== Records supplied ==

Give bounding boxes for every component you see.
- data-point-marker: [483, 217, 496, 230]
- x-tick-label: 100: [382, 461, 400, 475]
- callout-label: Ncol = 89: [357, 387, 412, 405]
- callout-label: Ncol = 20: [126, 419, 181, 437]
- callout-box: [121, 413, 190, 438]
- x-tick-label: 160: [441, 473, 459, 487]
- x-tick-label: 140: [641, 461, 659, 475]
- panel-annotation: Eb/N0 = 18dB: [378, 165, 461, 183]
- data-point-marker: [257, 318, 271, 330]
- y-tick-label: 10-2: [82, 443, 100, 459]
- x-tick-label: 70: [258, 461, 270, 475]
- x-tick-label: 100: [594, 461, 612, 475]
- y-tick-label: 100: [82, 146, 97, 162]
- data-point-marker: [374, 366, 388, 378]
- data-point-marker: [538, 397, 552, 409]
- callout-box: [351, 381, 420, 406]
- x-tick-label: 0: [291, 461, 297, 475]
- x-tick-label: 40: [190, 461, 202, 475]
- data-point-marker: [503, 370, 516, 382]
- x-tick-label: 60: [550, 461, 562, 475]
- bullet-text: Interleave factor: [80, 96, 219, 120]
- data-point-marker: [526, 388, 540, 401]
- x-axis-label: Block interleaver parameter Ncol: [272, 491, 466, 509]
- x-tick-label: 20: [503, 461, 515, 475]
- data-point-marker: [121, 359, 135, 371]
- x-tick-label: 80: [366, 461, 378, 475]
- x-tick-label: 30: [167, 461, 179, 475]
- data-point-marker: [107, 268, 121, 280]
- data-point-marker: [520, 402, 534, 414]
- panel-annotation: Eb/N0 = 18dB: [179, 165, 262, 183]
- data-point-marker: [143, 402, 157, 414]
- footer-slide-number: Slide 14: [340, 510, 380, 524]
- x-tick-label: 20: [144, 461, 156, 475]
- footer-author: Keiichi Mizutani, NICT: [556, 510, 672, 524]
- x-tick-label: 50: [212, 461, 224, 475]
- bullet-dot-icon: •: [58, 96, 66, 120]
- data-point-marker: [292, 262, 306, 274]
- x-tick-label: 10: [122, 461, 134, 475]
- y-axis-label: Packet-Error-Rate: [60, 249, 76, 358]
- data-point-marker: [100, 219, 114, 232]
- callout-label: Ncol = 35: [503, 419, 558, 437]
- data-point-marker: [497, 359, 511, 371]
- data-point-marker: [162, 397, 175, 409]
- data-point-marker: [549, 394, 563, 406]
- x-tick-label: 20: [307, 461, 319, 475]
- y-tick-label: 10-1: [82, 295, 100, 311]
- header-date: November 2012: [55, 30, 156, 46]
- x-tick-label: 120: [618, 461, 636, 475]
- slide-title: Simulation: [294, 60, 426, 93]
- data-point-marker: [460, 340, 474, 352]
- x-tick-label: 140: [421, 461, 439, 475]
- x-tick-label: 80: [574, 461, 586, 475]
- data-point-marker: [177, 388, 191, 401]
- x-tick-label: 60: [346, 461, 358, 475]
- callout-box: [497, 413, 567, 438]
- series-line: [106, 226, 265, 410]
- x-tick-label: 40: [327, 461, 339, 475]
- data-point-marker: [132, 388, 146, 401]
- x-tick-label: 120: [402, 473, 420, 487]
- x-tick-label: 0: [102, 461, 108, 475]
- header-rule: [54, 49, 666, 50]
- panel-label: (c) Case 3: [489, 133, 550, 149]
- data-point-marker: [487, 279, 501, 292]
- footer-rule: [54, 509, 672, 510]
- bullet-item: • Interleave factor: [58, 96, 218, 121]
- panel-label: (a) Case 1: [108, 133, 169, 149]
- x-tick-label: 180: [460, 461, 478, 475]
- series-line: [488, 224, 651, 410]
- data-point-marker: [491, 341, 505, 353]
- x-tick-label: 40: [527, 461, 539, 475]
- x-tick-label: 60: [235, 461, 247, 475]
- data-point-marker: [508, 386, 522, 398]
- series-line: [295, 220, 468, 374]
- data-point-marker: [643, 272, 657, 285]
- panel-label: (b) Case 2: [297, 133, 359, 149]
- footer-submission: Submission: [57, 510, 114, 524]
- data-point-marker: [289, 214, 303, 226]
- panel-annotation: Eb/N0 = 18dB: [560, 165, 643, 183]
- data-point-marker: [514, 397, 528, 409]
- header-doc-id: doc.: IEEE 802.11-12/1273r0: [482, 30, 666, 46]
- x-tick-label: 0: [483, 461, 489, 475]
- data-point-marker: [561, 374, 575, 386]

===
== Records supplied ==

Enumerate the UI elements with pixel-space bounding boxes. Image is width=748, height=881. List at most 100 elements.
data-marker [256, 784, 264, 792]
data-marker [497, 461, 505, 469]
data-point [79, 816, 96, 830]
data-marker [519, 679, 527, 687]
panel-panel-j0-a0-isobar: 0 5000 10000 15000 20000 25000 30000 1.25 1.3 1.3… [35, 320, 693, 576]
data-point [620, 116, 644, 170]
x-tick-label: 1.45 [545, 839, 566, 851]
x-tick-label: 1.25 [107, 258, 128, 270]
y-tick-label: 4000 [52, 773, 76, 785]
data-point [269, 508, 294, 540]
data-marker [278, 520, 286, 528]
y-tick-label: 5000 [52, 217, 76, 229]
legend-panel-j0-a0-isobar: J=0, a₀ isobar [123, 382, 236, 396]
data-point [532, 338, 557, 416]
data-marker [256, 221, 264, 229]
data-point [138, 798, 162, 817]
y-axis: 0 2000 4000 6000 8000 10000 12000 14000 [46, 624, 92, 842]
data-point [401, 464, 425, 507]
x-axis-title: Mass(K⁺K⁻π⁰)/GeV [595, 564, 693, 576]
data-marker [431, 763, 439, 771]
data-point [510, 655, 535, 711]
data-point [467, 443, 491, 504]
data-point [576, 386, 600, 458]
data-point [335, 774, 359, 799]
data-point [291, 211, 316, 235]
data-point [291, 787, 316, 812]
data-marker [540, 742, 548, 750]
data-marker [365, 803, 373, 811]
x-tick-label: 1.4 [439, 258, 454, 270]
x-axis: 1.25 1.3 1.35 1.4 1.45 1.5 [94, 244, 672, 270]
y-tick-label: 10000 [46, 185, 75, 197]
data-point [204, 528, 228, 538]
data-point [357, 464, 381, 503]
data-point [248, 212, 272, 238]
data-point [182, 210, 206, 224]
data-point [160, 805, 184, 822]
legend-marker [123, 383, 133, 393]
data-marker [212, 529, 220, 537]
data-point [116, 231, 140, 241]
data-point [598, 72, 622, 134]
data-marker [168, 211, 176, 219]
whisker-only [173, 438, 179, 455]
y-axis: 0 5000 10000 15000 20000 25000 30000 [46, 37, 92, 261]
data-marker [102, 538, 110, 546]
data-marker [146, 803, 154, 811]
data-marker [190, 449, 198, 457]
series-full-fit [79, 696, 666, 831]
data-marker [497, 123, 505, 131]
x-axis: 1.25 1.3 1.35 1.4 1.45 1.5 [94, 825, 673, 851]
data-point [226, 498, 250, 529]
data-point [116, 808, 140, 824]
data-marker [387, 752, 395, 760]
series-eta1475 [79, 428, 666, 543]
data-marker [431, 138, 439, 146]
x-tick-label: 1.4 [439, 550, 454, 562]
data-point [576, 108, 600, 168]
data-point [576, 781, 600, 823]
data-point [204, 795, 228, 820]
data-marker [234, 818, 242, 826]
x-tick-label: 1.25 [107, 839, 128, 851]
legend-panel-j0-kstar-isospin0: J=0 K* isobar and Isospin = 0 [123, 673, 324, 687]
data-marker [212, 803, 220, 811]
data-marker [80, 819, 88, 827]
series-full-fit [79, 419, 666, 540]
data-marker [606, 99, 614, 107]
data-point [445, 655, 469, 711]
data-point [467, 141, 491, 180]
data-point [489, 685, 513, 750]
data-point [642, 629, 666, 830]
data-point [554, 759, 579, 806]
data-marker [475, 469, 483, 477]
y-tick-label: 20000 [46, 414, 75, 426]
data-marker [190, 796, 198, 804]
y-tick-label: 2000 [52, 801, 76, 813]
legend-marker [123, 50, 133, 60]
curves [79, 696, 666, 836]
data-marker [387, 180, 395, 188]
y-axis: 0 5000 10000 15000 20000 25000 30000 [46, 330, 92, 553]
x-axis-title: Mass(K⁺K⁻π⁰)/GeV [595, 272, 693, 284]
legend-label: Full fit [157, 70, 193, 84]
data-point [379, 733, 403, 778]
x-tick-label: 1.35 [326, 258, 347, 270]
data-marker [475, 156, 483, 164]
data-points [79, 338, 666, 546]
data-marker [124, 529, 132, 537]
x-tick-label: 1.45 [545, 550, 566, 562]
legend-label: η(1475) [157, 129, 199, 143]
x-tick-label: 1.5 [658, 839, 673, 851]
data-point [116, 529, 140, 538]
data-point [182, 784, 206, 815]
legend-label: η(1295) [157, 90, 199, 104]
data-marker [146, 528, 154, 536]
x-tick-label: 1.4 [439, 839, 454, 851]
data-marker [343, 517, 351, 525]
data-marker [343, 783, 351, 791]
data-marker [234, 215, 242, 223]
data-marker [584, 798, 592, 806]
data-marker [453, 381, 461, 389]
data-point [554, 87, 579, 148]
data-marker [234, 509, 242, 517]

===

Exercise prompt: Rewrite everything from the line containing "Give bounding boxes" down to the line containing "- data-point-marker: [374, 366, 388, 378]", substituting "x-axis tick label" for "x-tick-label" and leaving all else as it is. Return only those lines.

Answer to the problem:
Give bounding boxes for every component you see.
- data-point-marker: [483, 217, 496, 230]
- x-axis tick label: 100: [382, 461, 400, 475]
- callout-label: Ncol = 89: [357, 387, 412, 405]
- callout-label: Ncol = 20: [126, 419, 181, 437]
- callout-box: [121, 413, 190, 438]
- x-axis tick label: 160: [441, 473, 459, 487]
- x-axis tick label: 140: [641, 461, 659, 475]
- panel-annotation: Eb/N0 = 18dB: [378, 165, 461, 183]
- data-point-marker: [257, 318, 271, 330]
- y-tick-label: 10-2: [82, 443, 100, 459]
- x-axis tick label: 70: [258, 461, 270, 475]
- x-axis tick label: 100: [594, 461, 612, 475]
- y-tick-label: 100: [82, 146, 97, 162]
- data-point-marker: [374, 366, 388, 378]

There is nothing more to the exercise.